» **Your goal**:
Exact repetition is required: output every record in full.
+ + + + + + +
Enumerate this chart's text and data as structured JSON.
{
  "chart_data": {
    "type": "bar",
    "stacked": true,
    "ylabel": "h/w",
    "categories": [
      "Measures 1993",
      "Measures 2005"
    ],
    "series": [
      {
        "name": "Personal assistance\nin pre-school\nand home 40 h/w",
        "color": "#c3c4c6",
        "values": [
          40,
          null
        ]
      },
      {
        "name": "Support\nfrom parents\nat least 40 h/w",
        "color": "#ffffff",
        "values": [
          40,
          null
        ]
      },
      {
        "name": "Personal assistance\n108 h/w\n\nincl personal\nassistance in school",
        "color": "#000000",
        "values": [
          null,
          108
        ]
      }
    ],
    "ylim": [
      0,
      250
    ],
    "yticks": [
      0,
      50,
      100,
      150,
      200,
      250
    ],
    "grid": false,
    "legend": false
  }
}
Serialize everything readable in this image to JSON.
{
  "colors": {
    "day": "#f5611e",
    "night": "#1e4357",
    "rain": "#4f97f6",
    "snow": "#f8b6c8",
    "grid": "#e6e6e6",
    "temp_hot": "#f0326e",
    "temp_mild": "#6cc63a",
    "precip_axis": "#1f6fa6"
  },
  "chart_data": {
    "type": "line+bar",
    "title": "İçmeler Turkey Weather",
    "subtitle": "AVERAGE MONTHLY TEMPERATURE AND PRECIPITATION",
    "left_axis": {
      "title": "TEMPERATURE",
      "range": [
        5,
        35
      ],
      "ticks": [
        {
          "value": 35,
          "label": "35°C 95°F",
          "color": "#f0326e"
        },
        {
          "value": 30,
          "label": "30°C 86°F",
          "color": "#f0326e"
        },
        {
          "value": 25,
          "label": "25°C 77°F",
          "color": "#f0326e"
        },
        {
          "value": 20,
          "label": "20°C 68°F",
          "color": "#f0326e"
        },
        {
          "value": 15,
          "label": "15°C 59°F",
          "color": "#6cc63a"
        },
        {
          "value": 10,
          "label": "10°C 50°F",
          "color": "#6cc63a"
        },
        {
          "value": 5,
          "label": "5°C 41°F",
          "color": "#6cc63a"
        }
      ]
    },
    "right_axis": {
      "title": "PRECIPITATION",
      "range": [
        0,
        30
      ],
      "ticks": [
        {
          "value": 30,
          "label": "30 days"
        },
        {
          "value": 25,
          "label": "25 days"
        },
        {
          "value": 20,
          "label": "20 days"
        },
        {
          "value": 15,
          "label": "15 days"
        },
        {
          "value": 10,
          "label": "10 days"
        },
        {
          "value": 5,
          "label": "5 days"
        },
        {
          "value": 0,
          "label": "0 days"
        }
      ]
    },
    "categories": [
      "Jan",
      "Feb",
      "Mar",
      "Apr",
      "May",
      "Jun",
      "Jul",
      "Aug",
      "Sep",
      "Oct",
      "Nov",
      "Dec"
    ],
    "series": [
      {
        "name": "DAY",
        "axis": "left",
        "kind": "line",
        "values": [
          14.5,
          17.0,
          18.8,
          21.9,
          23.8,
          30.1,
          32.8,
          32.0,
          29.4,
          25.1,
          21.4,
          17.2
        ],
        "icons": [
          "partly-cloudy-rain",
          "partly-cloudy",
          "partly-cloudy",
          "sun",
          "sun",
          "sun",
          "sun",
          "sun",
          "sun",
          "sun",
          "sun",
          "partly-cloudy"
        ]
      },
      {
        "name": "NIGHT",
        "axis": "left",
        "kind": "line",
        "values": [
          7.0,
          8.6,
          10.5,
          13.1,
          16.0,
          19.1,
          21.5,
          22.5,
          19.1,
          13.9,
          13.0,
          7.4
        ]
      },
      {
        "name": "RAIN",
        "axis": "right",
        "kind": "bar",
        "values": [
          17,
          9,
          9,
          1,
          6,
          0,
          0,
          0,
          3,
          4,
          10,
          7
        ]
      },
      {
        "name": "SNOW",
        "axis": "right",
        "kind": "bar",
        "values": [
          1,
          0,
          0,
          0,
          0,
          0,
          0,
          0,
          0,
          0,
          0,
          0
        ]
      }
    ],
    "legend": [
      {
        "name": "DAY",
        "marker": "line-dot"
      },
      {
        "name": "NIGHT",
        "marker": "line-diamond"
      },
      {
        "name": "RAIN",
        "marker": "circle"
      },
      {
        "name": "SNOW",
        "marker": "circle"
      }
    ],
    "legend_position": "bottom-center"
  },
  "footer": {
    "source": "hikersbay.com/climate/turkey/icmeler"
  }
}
+ + + + + + +
» **Exercise response**:
Enumerate this chart's text and data as structured JSON.
{
  "chart_data": {
    "type": "bar",
    "stacked": true,
    "ylabel": "h/w",
    "categories": [
      "Measures 1993",
      "Measures 2005"
    ],
    "series": [
      {
        "name": "Personal assistance\nin pre-school\nand home 40 h/w",
        "color": "#c3c4c6",
        "values": [
          40,
          null
        ]
      },
      {
        "name": "Support\nfrom parents\nat least 40 h/w",
        "color": "#ffffff",
        "values": [
          40,
          null
        ]
      },
      {
        "name": "Personal assistance\n108 h/w\n\nincl personal\nassistance in school",
        "color": "#000000",
        "values": [
          null,
          108
        ]
      }
    ],
    "ylim": [
      0,
      250
    ],
    "yticks": [
      0,
      50,
      100,
      150,
      200,
      250
    ],
    "grid": false,
    "legend": false
  }
}
Serialize everything readable in this image to JSON.
{
  "colors": {
    "day": "#f5611e",
    "night": "#1e4357",
    "rain": "#4f97f6",
    "snow": "#f8b6c8",
    "grid": "#e6e6e6",
    "temp_hot": "#f0326e",
    "temp_mild": "#6cc63a",
    "precip_axis": "#1f6fa6"
  },
  "chart_data": {
    "type": "line+bar",
    "title": "İçmeler Turkey Weather",
    "subtitle": "AVERAGE MONTHLY TEMPERATURE AND PRECIPITATION",
    "left_axis": {
      "title": "TEMPERATURE",
      "range": [
        5,
        35
      ],
      "ticks": [
        {
          "value": 35,
          "label": "35°C 95°F",
          "color": "#f0326e"
        },
        {
          "value": 30,
          "label": "30°C 86°F",
          "color": "#f0326e"
        },
        {
          "value": 25,
          "label": "25°C 77°F",
          "color": "#f0326e"
        },
        {
          "value": 20,
          "label": "20°C 68°F",
          "color": "#f0326e"
        },
        {
          "value": 15,
          "label": "15°C 59°F",
          "color": "#6cc63a"
        },
        {
          "value": 10,
          "label": "10°C 50°F",
          "color": "#6cc63a"
        },
        {
          "value": 5,
          "label": "5°C 41°F",
          "color": "#6cc63a"
        }
      ]
    },
    "right_axis": {
      "title": "PRECIPITATION",
      "range": [
        0,
        30
      ],
      "ticks": [
        {
          "value": 30,
          "label": "30 days"
        },
        {
          "value": 25,
          "label": "25 days"
        },
        {
          "value": 20,
          "label": "20 days"
        },
        {
          "value": 15,
          "label": "15 days"
        },
        {
          "value": 10,
          "label": "10 days"
        },
        {
          "value": 5,
          "label": "5 days"
        },
        {
          "value": 0,
          "label": "0 days"
        }
      ]
    },
    "categories": [
      "Jan",
      "Feb",
      "Mar",
      "Apr",
      "May",
      "Jun",
      "Jul",
      "Aug",
      "Sep",
      "Oct",
      "Nov",
      "Dec"
    ],
    "series": [
      {
        "name": "DAY",
        "axis": "left",
        "kind": "line",
        "values": [
          14.5,
          17.0,
          18.8,
          21.9,
          23.8,
          30.1,
          32.8,
          32.0,
          29.4,
          25.1,
          21.4,
          17.2
        ],
        "icons": [
          "partly-cloudy-rain",
          "partly-cloudy",
          "partly-cloudy",
          "sun",
          "sun",
          "sun",
          "sun",
          "sun",
          "sun",
          "sun",
          "sun",
          "partly-cloudy"
        ]
      },
      {
        "name": "NIGHT",
        "axis": "left",
        "kind": "line",
        "values": [
          7.0,
          8.6,
          10.5,
          13.1,
          16.0,
          19.1,
          21.5,
          22.5,
          19.1,
          13.9,
          13.0,
          7.4
        ]
      },
      {
        "name": "RAIN",
        "axis": "right",
        "kind": "bar",
        "values": [
          17,
          9,
          9,
          1,
          6,
          0,
          0,
          0,
          3,
          4,
          10,
          7
        ]
      },
      {
        "name": "SNOW",
        "axis": "right",
        "kind": "bar",
        "values": [
          1,
          0,
          0,
          0,
          0,
          0,
          0,
          0,
          0,
          0,
          0,
          0
        ]
      }
    ],
    "legend": [
      {
        "name": "DAY",
        "marker": "line-dot"
      },
      {
        "name": "NIGHT",
        "marker": "line-diamond"
      },
      {
        "name": "RAIN",
        "marker": "circle"
      },
      {
        "name": "SNOW",
        "marker": "circle"
      }
    ],
    "legend_position": "bottom-center"
  },
  "footer": {
    "source": "hikersbay.com/climate/turkey/icmeler"
  }
}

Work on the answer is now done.